* **What needs to be done**
Copy every entry exactly as given, minus the images.

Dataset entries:
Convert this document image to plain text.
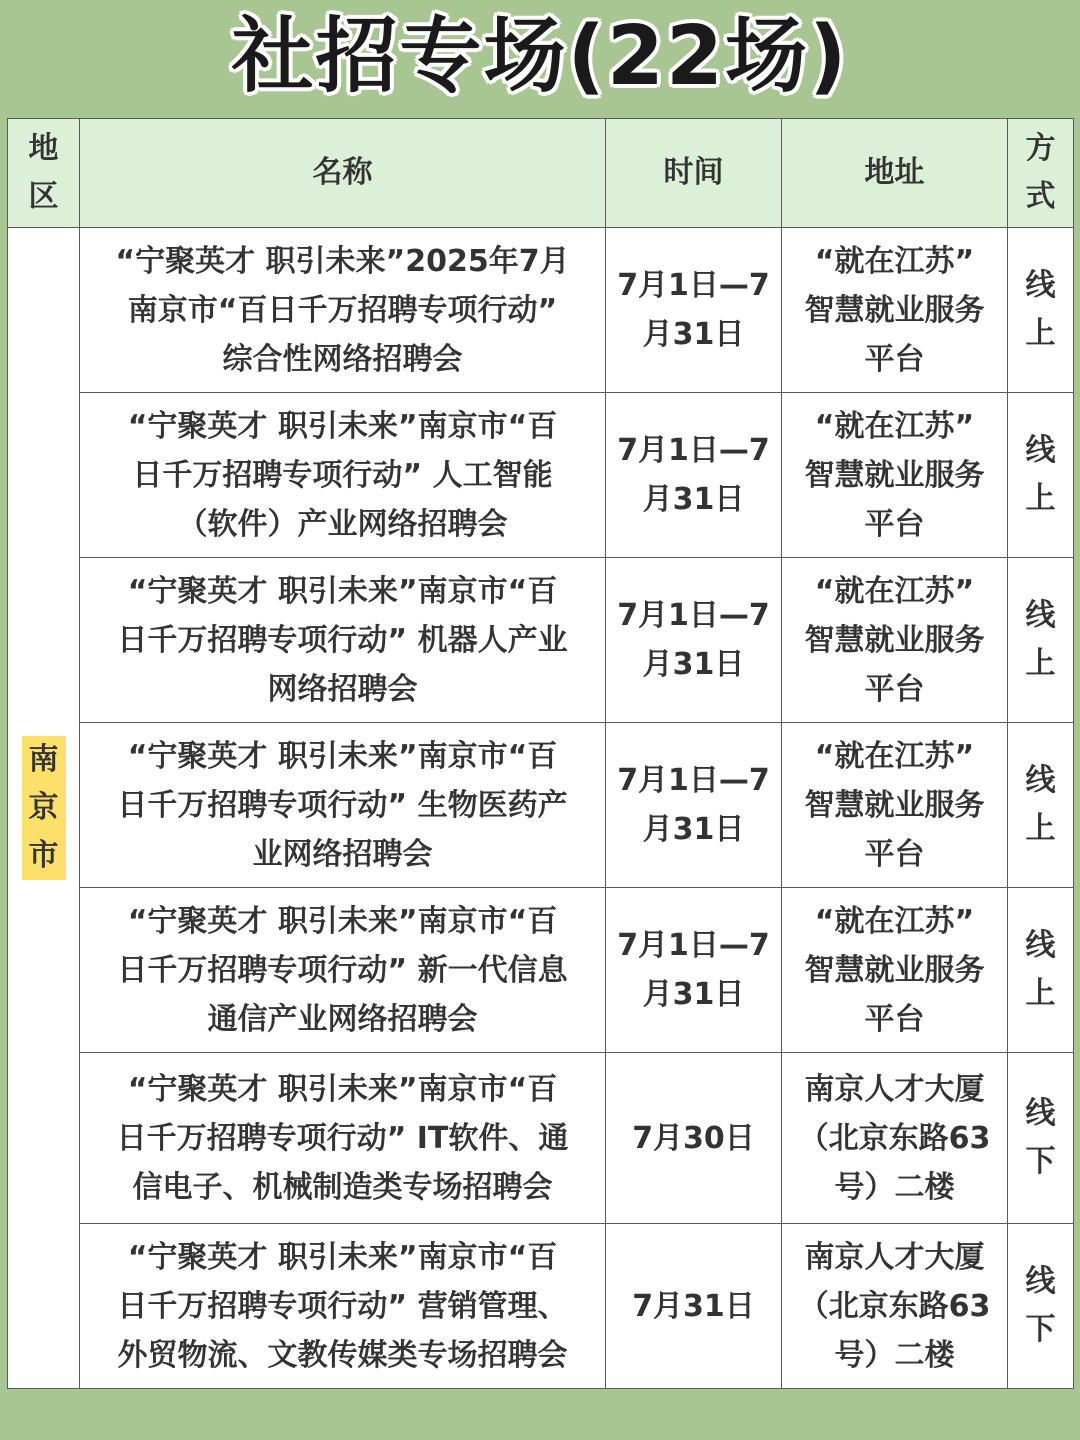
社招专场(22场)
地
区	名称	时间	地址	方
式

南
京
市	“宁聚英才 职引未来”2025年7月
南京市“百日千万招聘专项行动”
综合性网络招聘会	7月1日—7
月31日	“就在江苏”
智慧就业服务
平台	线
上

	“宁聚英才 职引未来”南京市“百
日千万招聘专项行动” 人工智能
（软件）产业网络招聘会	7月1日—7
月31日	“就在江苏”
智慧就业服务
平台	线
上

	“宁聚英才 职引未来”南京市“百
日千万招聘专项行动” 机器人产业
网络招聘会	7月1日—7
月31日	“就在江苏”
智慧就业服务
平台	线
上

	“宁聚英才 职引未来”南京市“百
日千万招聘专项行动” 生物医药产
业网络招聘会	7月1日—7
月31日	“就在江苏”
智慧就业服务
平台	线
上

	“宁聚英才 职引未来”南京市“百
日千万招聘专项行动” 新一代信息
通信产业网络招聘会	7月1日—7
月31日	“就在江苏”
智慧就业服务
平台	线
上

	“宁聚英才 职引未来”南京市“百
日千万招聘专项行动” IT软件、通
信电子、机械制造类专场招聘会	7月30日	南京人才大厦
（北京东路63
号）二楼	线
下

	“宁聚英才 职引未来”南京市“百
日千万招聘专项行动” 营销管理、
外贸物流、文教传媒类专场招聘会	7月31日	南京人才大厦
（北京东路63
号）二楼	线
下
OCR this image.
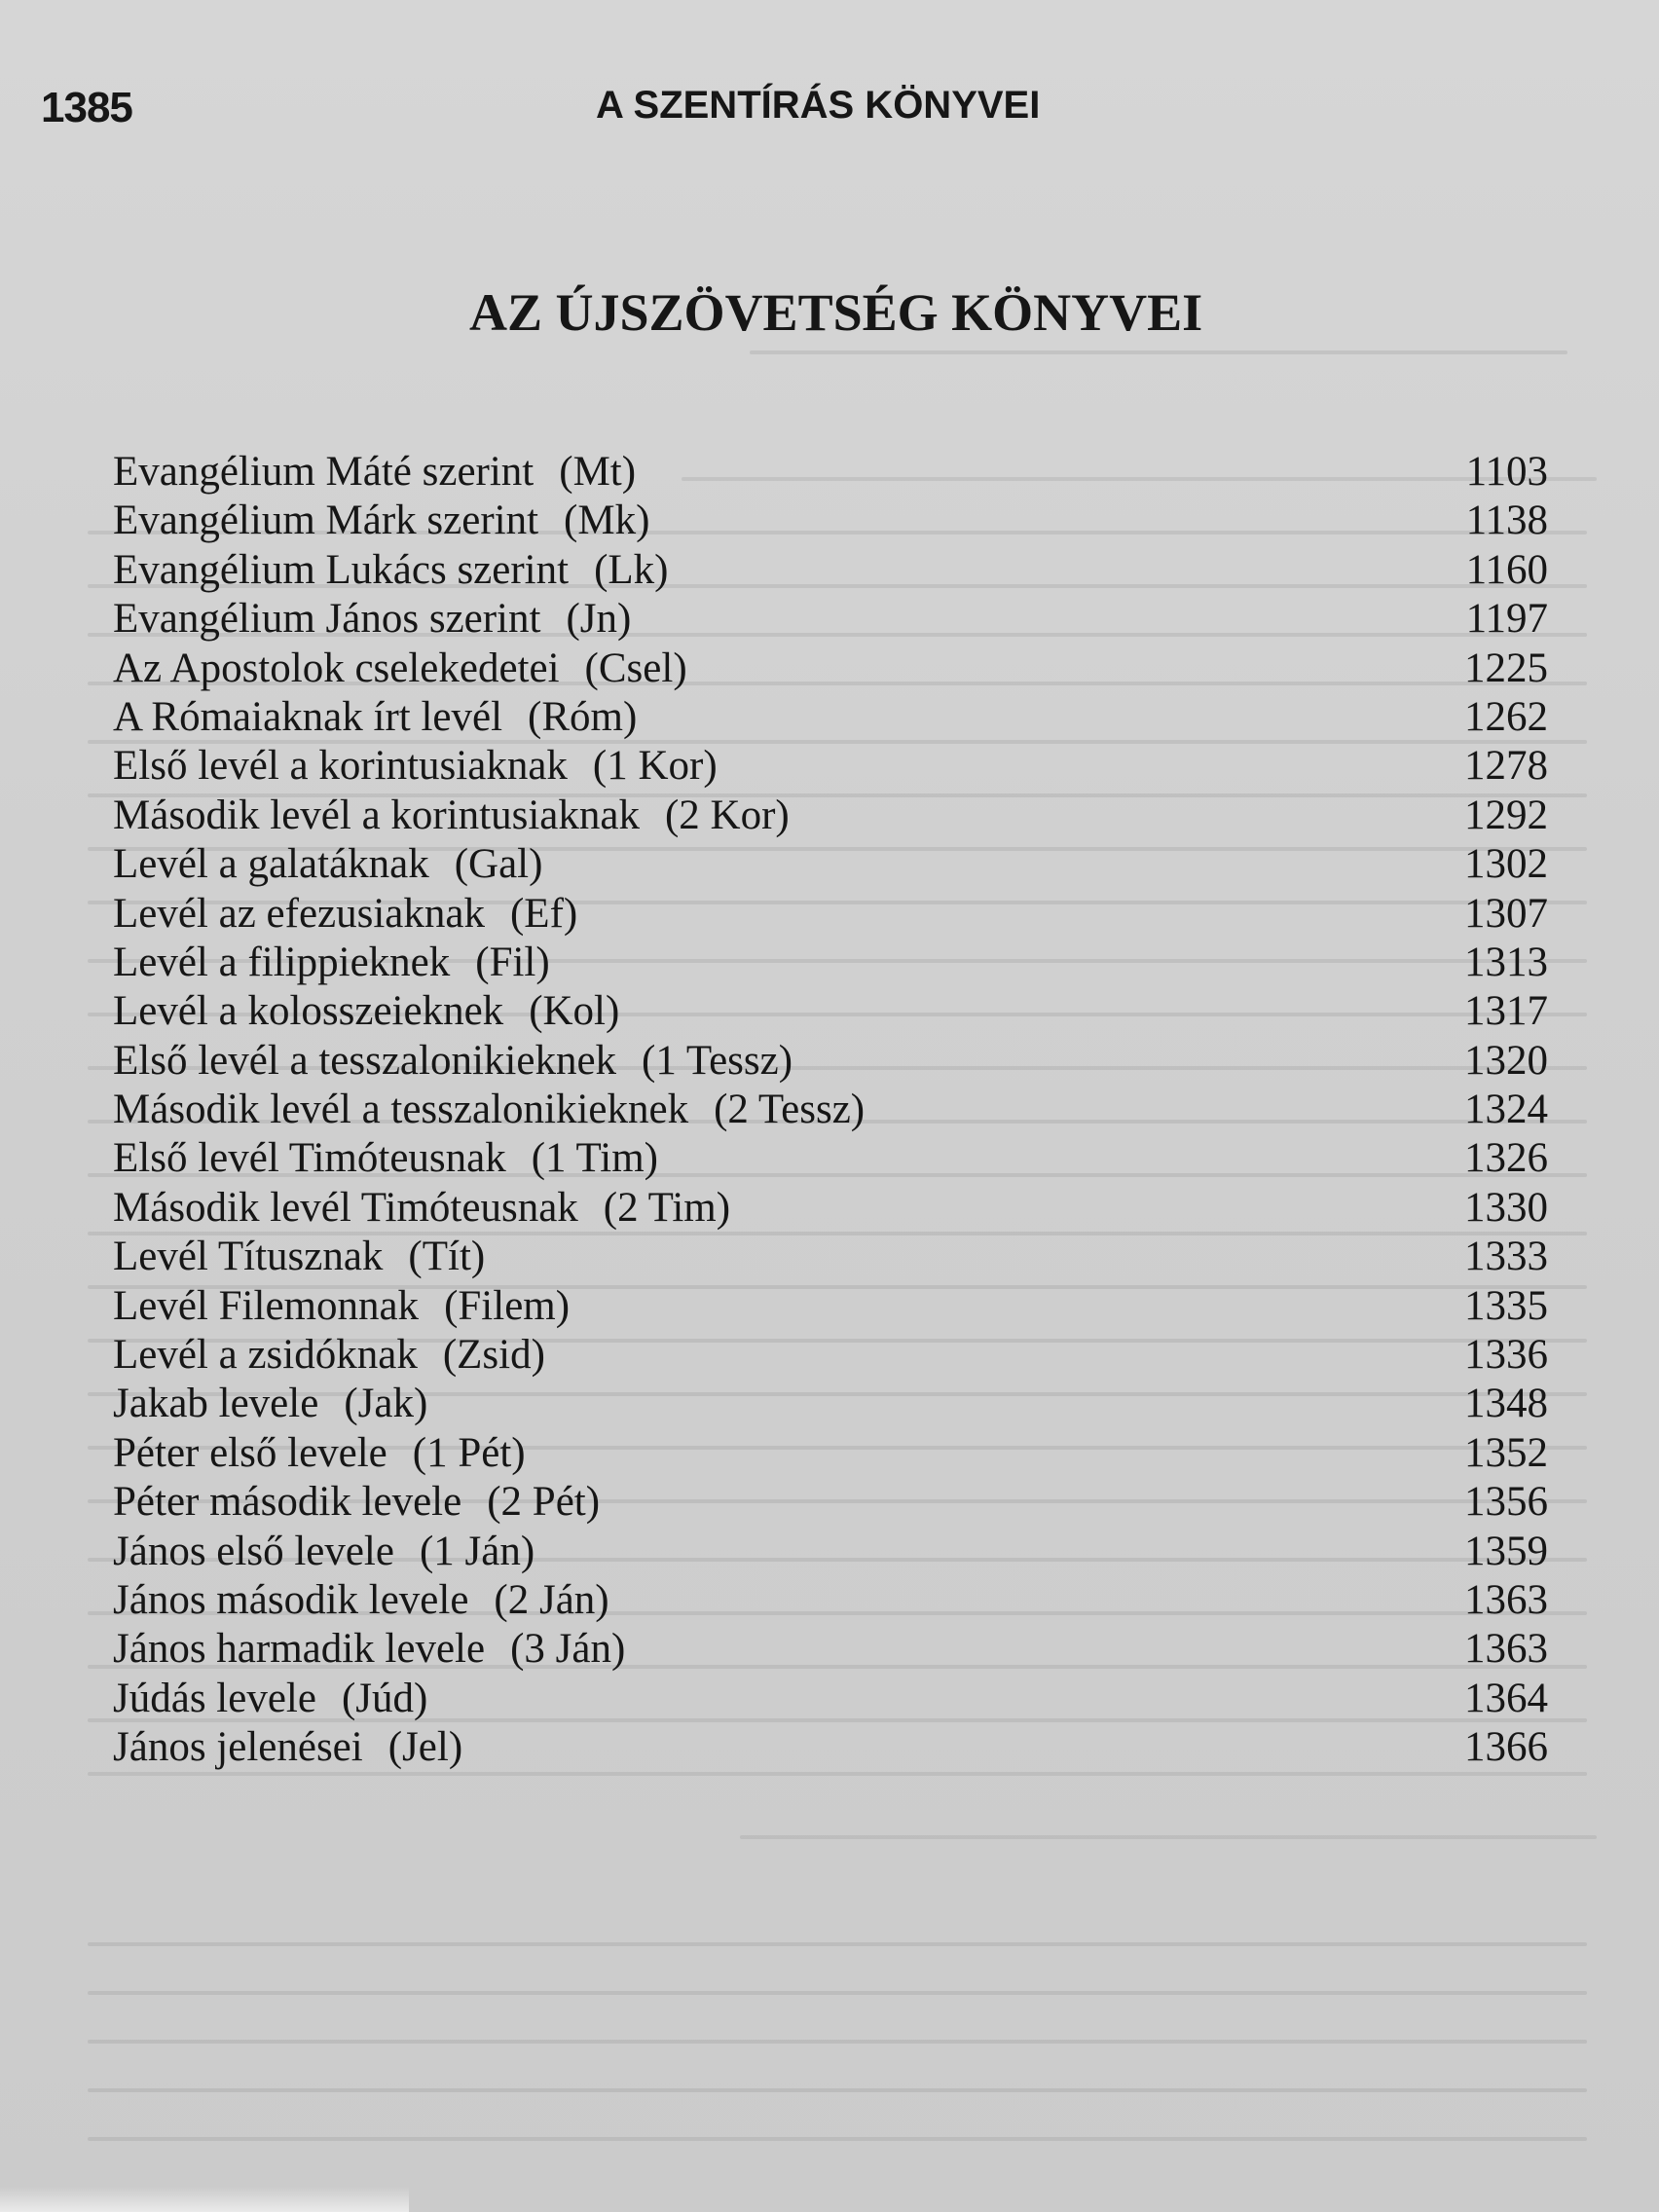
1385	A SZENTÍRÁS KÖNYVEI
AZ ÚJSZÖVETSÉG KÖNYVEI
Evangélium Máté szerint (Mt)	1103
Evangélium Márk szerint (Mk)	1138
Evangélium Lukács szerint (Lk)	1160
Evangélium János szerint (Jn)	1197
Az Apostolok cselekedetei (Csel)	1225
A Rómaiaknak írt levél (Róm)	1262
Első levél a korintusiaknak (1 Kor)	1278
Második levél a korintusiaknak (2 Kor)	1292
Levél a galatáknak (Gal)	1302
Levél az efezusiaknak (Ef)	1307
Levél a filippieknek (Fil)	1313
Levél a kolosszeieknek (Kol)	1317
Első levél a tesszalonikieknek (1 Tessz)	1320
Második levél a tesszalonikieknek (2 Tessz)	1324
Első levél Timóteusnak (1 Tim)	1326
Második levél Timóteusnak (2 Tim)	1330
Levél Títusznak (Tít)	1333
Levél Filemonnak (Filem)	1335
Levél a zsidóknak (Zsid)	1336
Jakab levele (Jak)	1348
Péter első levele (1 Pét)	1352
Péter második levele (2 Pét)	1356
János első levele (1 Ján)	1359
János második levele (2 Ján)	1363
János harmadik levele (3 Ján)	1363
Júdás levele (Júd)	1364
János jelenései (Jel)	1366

* **Result of the task**
Convert this document image to plain text.
社招专场(22场)
地
区	名称	时间	地址	方
式

南
京
市	“宁聚英才 职引未来”2025年7月
南京市“百日千万招聘专项行动”
综合性网络招聘会	7月1日—7
月31日	“就在江苏”
智慧就业服务
平台	线
上

	“宁聚英才 职引未来”南京市“百
日千万招聘专项行动” 人工智能
（软件）产业网络招聘会	7月1日—7
月31日	“就在江苏”
智慧就业服务
平台	线
上

	“宁聚英才 职引未来”南京市“百
日千万招聘专项行动” 机器人产业
网络招聘会	7月1日—7
月31日	“就在江苏”
智慧就业服务
平台	线
上

	“宁聚英才 职引未来”南京市“百
日千万招聘专项行动” 生物医药产
业网络招聘会	7月1日—7
月31日	“就在江苏”
智慧就业服务
平台	线
上

	“宁聚英才 职引未来”南京市“百
日千万招聘专项行动” 新一代信息
通信产业网络招聘会	7月1日—7
月31日	“就在江苏”
智慧就业服务
平台	线
上

	“宁聚英才 职引未来”南京市“百
日千万招聘专项行动” IT软件、通
信电子、机械制造类专场招聘会	7月30日	南京人才大厦
（北京东路63
号）二楼	线
下

	“宁聚英才 职引未来”南京市“百
日千万招聘专项行动” 营销管理、
外贸物流、文教传媒类专场招聘会	7月31日	南京人才大厦
（北京东路63
号）二楼	线
下
OCR this image.
1385	A SZENTÍRÁS KÖNYVEI
AZ ÚJSZÖVETSÉG KÖNYVEI
Evangélium Máté szerint (Mt)	1103
Evangélium Márk szerint (Mk)	1138
Evangélium Lukács szerint (Lk)	1160
Evangélium János szerint (Jn)	1197
Az Apostolok cselekedetei (Csel)	1225
A Rómaiaknak írt levél (Róm)	1262
Első levél a korintusiaknak (1 Kor)	1278
Második levél a korintusiaknak (2 Kor)	1292
Levél a galatáknak (Gal)	1302
Levél az efezusiaknak (Ef)	1307
Levél a filippieknek (Fil)	1313
Levél a kolosszeieknek (Kol)	1317
Első levél a tesszalonikieknek (1 Tessz)	1320
Második levél a tesszalonikieknek (2 Tessz)	1324
Első levél Timóteusnak (1 Tim)	1326
Második levél Timóteusnak (2 Tim)	1330
Levél Títusznak (Tít)	1333
Levél Filemonnak (Filem)	1335
Levél a zsidóknak (Zsid)	1336
Jakab levele (Jak)	1348
Péter első levele (1 Pét)	1352
Péter második levele (2 Pét)	1356
János első levele (1 Ján)	1359
János második levele (2 Ján)	1363
János harmadik levele (3 Ján)	1363
Júdás levele (Júd)	1364
János jelenései (Jel)	1366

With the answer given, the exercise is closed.